## Exercise details
Could you give the data below again, exactly and completely?

## Data rows
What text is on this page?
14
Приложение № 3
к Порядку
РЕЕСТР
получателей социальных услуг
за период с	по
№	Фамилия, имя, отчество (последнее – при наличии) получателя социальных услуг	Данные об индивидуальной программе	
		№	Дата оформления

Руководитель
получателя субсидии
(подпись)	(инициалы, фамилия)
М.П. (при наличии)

## Reply
What text is on this page?
14
Приложение № 3
к Порядку
РЕЕСТР
получателей социальных услуг
за период с	по
№	Фамилия, имя, отчество (последнее – при наличии) получателя социальных услуг	Данные об индивидуальной программе	
		№	Дата оформления

Руководитель
получателя субсидии
(подпись)	(инициалы, фамилия)
М.П. (при наличии)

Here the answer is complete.